Start

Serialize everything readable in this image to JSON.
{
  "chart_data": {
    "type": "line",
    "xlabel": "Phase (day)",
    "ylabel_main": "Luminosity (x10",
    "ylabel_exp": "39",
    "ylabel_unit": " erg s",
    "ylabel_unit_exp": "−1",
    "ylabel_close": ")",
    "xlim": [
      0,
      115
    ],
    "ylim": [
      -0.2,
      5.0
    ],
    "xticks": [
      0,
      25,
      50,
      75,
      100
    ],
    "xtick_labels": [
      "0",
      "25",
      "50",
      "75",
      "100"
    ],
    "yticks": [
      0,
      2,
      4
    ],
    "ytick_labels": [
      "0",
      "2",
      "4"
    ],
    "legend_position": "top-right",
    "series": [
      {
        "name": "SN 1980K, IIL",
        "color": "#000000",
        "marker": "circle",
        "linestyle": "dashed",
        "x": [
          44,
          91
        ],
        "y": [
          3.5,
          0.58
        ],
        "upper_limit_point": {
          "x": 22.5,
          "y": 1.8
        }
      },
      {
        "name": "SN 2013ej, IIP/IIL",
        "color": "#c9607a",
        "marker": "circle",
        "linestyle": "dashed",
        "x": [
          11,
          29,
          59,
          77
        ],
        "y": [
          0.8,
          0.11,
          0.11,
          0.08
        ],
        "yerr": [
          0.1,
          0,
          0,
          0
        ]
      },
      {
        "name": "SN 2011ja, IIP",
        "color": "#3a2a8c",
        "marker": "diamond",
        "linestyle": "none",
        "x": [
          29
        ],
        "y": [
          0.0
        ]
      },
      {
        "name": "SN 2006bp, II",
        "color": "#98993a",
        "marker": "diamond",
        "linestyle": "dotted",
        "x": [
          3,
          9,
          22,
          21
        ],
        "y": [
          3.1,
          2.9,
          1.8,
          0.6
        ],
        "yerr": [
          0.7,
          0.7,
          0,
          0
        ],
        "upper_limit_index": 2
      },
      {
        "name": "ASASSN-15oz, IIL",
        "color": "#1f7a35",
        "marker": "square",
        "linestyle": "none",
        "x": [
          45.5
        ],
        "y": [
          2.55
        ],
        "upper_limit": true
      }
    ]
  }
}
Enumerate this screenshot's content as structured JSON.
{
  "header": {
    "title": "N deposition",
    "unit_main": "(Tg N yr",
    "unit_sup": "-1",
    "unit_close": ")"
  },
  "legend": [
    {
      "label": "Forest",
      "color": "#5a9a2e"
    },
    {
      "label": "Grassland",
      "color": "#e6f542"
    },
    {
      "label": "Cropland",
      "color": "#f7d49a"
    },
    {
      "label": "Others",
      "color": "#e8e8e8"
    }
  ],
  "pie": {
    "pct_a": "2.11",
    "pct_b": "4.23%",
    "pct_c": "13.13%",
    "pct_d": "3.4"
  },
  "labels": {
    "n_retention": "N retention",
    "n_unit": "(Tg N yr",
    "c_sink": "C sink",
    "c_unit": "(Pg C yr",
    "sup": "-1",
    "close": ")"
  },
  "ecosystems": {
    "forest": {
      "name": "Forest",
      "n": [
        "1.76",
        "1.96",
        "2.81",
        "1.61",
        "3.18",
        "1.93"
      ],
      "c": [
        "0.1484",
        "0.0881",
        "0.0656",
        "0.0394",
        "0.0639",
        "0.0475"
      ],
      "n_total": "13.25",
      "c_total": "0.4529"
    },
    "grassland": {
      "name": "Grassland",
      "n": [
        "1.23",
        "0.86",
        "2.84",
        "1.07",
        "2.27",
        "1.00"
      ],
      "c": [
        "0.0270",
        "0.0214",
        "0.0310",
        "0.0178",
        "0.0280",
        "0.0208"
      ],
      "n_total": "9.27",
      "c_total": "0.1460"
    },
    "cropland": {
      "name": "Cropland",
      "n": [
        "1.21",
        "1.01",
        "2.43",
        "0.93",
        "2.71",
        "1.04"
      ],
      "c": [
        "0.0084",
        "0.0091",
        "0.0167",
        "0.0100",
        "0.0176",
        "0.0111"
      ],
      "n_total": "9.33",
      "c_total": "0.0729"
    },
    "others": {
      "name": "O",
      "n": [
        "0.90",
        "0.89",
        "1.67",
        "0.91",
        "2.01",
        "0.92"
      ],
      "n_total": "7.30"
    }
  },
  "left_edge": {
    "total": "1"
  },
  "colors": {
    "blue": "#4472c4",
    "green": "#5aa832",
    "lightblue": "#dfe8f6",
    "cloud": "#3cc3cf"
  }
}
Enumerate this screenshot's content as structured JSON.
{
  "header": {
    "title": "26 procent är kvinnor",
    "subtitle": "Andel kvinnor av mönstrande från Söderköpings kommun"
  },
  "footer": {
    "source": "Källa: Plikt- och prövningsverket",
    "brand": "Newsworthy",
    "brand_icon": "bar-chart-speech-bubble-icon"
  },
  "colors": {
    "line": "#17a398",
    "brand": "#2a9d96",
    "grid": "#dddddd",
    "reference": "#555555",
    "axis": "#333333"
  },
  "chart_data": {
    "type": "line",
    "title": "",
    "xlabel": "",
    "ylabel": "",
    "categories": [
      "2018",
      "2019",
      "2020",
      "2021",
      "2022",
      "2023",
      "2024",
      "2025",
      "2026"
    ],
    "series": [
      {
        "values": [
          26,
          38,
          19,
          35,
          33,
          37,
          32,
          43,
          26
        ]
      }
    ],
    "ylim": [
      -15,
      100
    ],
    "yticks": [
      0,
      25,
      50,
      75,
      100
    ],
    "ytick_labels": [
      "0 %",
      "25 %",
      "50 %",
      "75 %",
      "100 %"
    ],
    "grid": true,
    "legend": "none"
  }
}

End

» **EXERCISE OBJECTIVE**: Pull out each record as written and restate it exactly.

» **ANSWER TO THE TASK**:
Serialize everything readable in this image to JSON.
{
  "chart_data": {
    "type": "line",
    "xlabel": "Phase (day)",
    "ylabel_main": "Luminosity (x10",
    "ylabel_exp": "39",
    "ylabel_unit": " erg s",
    "ylabel_unit_exp": "−1",
    "ylabel_close": ")",
    "xlim": [
      0,
      115
    ],
    "ylim": [
      -0.2,
      5.0
    ],
    "xticks": [
      0,
      25,
      50,
      75,
      100
    ],
    "xtick_labels": [
      "0",
      "25",
      "50",
      "75",
      "100"
    ],
    "yticks": [
      0,
      2,
      4
    ],
    "ytick_labels": [
      "0",
      "2",
      "4"
    ],
    "legend_position": "top-right",
    "series": [
      {
        "name": "SN 1980K, IIL",
        "color": "#000000",
        "marker": "circle",
        "linestyle": "dashed",
        "x": [
          44,
          91
        ],
        "y": [
          3.5,
          0.58
        ],
        "upper_limit_point": {
          "x": 22.5,
          "y": 1.8
        }
      },
      {
        "name": "SN 2013ej, IIP/IIL",
        "color": "#c9607a",
        "marker": "circle",
        "linestyle": "dashed",
        "x": [
          11,
          29,
          59,
          77
        ],
        "y": [
          0.8,
          0.11,
          0.11,
          0.08
        ],
        "yerr": [
          0.1,
          0,
          0,
          0
        ]
      },
      {
        "name": "SN 2011ja, IIP",
        "color": "#3a2a8c",
        "marker": "diamond",
        "linestyle": "none",
        "x": [
          29
        ],
        "y": [
          0.0
        ]
      },
      {
        "name": "SN 2006bp, II",
        "color": "#98993a",
        "marker": "diamond",
        "linestyle": "dotted",
        "x": [
          3,
          9,
          22,
          21
        ],
        "y": [
          3.1,
          2.9,
          1.8,
          0.6
        ],
        "yerr": [
          0.7,
          0.7,
          0,
          0
        ],
        "upper_limit_index": 2
      },
      {
        "name": "ASASSN-15oz, IIL",
        "color": "#1f7a35",
        "marker": "square",
        "linestyle": "none",
        "x": [
          45.5
        ],
        "y": [
          2.55
        ],
        "upper_limit": true
      }
    ]
  }
}
Enumerate this screenshot's content as structured JSON.
{
  "header": {
    "title": "N deposition",
    "unit_main": "(Tg N yr",
    "unit_sup": "-1",
    "unit_close": ")"
  },
  "legend": [
    {
      "label": "Forest",
      "color": "#5a9a2e"
    },
    {
      "label": "Grassland",
      "color": "#e6f542"
    },
    {
      "label": "Cropland",
      "color": "#f7d49a"
    },
    {
      "label": "Others",
      "color": "#e8e8e8"
    }
  ],
  "pie": {
    "pct_a": "2.11",
    "pct_b": "4.23%",
    "pct_c": "13.13%",
    "pct_d": "3.4"
  },
  "labels": {
    "n_retention": "N retention",
    "n_unit": "(Tg N yr",
    "c_sink": "C sink",
    "c_unit": "(Pg C yr",
    "sup": "-1",
    "close": ")"
  },
  "ecosystems": {
    "forest": {
      "name": "Forest",
      "n": [
        "1.76",
        "1.96",
        "2.81",
        "1.61",
        "3.18",
        "1.93"
      ],
      "c": [
        "0.1484",
        "0.0881",
        "0.0656",
        "0.0394",
        "0.0639",
        "0.0475"
      ],
      "n_total": "13.25",
      "c_total": "0.4529"
    },
    "grassland": {
      "name": "Grassland",
      "n": [
        "1.23",
        "0.86",
        "2.84",
        "1.07",
        "2.27",
        "1.00"
      ],
      "c": [
        "0.0270",
        "0.0214",
        "0.0310",
        "0.0178",
        "0.0280",
        "0.0208"
      ],
      "n_total": "9.27",
      "c_total": "0.1460"
    },
    "cropland": {
      "name": "Cropland",
      "n": [
        "1.21",
        "1.01",
        "2.43",
        "0.93",
        "2.71",
        "1.04"
      ],
      "c": [
        "0.0084",
        "0.0091",
        "0.0167",
        "0.0100",
        "0.0176",
        "0.0111"
      ],
      "n_total": "9.33",
      "c_total": "0.0729"
    },
    "others": {
      "name": "O",
      "n": [
        "0.90",
        "0.89",
        "1.67",
        "0.91",
        "2.01",
        "0.92"
      ],
      "n_total": "7.30"
    }
  },
  "left_edge": {
    "total": "1"
  },
  "colors": {
    "blue": "#4472c4",
    "green": "#5aa832",
    "lightblue": "#dfe8f6",
    "cloud": "#3cc3cf"
  }
}
Enumerate this screenshot's content as structured JSON.
{
  "header": {
    "title": "26 procent är kvinnor",
    "subtitle": "Andel kvinnor av mönstrande från Söderköpings kommun"
  },
  "footer": {
    "source": "Källa: Plikt- och prövningsverket",
    "brand": "Newsworthy",
    "brand_icon": "bar-chart-speech-bubble-icon"
  },
  "colors": {
    "line": "#17a398",
    "brand": "#2a9d96",
    "grid": "#dddddd",
    "reference": "#555555",
    "axis": "#333333"
  },
  "chart_data": {
    "type": "line",
    "title": "",
    "xlabel": "",
    "ylabel": "",
    "categories": [
      "2018",
      "2019",
      "2020",
      "2021",
      "2022",
      "2023",
      "2024",
      "2025",
      "2026"
    ],
    "series": [
      {
        "values": [
          26,
          38,
          19,
          35,
          33,
          37,
          32,
          43,
          26
        ]
      }
    ],
    "ylim": [
      -15,
      100
    ],
    "yticks": [
      0,
      25,
      50,
      75,
      100
    ],
    "ytick_labels": [
      "0 %",
      "25 %",
      "50 %",
      "75 %",
      "100 %"
    ],
    "grid": true,
    "legend": "none"
  }
}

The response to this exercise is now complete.